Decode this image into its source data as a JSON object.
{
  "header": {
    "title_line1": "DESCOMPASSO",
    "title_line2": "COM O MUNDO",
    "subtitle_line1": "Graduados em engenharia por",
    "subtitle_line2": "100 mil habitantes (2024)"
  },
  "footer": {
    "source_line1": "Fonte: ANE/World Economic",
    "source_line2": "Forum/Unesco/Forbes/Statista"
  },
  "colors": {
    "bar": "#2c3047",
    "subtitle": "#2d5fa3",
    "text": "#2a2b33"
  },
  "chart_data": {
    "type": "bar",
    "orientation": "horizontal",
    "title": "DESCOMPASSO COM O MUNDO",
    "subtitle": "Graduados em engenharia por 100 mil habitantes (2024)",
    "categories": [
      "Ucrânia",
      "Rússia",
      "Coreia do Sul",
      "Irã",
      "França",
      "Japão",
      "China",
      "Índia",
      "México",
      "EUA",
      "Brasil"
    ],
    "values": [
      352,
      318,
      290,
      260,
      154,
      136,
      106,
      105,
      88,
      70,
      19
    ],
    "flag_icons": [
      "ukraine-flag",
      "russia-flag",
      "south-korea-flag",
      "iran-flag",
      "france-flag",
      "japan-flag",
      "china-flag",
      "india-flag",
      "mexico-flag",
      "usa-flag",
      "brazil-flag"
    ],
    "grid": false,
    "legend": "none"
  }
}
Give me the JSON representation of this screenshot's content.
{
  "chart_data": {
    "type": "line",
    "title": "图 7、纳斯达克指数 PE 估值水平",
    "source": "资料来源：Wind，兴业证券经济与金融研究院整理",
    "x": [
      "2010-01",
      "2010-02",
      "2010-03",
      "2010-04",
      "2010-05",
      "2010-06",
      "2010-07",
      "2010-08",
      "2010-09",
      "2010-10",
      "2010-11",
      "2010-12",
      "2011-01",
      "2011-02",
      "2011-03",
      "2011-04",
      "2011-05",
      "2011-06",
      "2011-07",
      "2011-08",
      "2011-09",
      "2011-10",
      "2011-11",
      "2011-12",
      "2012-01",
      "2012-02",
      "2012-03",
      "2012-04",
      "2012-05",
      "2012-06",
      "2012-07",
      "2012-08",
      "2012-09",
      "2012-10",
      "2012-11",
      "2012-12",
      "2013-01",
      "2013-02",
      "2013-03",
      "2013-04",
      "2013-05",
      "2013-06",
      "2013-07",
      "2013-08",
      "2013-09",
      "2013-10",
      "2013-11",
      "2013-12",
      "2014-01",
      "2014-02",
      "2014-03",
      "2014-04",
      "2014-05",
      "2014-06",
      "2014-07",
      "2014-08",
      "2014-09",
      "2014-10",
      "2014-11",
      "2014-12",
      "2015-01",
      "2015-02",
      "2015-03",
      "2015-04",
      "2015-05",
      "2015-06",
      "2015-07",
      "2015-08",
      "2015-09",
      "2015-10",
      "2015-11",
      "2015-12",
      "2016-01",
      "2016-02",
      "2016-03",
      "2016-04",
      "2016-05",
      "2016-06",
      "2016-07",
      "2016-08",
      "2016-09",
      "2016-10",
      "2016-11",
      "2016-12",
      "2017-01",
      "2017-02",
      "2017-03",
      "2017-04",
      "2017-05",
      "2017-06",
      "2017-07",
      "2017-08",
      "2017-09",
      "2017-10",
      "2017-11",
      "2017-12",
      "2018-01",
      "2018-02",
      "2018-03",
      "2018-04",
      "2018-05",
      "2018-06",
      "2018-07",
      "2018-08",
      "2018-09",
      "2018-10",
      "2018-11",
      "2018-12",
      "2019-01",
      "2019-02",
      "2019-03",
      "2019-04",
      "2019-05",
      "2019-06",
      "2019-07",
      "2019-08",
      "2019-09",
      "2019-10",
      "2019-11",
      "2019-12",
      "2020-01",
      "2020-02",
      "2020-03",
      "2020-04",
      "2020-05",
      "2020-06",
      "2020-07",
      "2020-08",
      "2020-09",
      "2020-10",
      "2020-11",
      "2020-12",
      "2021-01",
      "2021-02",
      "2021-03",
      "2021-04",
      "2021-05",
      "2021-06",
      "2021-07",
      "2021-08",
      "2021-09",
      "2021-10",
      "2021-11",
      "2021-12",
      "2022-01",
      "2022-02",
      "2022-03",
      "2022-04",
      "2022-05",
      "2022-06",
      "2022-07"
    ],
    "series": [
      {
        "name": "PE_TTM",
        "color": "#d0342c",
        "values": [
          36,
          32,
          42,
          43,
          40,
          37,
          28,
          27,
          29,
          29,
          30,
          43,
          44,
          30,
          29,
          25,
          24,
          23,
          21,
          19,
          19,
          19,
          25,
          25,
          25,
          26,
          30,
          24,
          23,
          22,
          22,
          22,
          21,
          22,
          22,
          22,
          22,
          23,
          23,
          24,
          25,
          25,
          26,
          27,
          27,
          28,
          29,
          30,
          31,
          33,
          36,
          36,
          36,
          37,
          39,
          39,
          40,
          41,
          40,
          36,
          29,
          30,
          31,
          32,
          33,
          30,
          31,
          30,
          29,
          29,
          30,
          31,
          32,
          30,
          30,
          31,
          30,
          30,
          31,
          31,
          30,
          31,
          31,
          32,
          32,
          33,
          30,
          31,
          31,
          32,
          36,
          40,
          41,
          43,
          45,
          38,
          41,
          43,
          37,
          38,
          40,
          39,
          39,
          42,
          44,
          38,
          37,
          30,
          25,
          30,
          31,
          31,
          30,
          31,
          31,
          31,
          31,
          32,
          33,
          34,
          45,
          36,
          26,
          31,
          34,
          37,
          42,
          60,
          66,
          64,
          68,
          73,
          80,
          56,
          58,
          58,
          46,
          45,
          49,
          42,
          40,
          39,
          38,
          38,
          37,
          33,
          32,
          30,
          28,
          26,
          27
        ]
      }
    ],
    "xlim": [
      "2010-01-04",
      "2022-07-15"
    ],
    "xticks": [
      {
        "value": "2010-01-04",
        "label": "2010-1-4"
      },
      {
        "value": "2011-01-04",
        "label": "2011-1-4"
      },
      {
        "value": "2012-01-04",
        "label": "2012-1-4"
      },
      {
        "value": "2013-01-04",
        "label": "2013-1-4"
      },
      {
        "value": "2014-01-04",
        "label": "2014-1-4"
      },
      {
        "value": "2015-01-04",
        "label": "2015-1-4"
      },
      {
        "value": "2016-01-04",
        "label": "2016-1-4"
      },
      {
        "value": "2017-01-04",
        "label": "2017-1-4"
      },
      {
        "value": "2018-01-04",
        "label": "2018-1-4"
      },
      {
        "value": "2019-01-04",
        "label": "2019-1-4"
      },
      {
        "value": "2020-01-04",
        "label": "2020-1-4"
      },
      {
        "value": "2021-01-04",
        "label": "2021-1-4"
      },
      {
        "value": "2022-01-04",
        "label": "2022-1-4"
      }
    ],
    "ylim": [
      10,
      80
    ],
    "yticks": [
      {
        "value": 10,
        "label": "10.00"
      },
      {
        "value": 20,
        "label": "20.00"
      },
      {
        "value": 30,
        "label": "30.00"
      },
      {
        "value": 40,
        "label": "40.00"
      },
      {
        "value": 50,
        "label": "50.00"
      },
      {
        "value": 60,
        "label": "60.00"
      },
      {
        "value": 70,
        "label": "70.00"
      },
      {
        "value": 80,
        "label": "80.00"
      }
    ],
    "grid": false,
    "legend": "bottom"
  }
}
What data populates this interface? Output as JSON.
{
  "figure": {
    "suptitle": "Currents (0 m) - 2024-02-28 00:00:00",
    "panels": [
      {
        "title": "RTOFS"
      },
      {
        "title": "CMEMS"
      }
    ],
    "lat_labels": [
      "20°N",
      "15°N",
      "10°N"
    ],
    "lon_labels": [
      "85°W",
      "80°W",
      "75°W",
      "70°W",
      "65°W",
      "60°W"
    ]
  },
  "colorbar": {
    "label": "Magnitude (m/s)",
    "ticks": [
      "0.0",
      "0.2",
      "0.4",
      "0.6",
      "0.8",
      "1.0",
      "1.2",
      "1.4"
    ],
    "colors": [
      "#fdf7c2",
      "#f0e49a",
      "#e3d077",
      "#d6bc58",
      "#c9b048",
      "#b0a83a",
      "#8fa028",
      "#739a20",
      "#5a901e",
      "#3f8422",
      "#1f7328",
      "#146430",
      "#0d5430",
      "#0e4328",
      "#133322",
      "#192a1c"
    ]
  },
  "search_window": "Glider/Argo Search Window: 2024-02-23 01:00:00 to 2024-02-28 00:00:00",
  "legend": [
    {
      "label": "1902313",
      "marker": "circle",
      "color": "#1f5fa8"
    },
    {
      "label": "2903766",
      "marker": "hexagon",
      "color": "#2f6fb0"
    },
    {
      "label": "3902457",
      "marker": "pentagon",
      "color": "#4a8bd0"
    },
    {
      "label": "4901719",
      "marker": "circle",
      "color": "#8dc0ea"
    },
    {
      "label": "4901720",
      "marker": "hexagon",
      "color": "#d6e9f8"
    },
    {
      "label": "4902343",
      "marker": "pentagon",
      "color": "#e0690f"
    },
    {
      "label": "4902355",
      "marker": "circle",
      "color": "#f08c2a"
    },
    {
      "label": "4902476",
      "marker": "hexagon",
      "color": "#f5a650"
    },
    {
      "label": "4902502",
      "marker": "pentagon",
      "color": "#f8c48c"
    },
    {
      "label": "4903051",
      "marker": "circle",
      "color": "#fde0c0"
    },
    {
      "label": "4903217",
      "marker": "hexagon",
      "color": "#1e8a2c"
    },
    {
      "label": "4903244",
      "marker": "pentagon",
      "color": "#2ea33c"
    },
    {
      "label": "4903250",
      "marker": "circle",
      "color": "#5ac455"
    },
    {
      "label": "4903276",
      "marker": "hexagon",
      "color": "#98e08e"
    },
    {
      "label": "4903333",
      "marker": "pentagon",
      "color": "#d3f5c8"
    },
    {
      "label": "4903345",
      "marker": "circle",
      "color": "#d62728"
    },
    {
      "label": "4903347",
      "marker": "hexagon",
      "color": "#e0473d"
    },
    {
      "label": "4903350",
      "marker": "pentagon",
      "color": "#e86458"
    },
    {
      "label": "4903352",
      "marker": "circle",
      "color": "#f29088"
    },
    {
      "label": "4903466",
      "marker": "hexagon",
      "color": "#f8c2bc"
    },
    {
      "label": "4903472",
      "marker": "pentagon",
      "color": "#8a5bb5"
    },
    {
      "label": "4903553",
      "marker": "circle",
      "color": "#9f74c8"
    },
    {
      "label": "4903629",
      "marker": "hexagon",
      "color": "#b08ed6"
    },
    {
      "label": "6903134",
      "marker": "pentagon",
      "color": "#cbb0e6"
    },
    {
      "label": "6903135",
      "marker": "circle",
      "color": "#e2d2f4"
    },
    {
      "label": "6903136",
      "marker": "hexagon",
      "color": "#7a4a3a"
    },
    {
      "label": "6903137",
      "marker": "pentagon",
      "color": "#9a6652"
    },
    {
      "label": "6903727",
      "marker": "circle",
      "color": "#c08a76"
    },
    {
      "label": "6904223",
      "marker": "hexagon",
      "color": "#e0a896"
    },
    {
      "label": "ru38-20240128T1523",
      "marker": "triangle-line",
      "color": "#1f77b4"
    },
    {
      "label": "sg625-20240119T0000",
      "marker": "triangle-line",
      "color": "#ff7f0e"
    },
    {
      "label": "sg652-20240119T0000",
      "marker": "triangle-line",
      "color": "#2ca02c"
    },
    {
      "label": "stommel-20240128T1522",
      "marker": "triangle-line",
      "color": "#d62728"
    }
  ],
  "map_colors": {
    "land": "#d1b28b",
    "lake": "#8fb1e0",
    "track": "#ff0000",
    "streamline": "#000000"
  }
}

### Problem statement
Lines of the material that contain the word "habitantes" are to be gathered.

### Solution below
    "subtitle_line2": "100 mil habitantes (2024)"
    "subtitle": "Graduados em engenharia por 100 mil habitantes (2024)",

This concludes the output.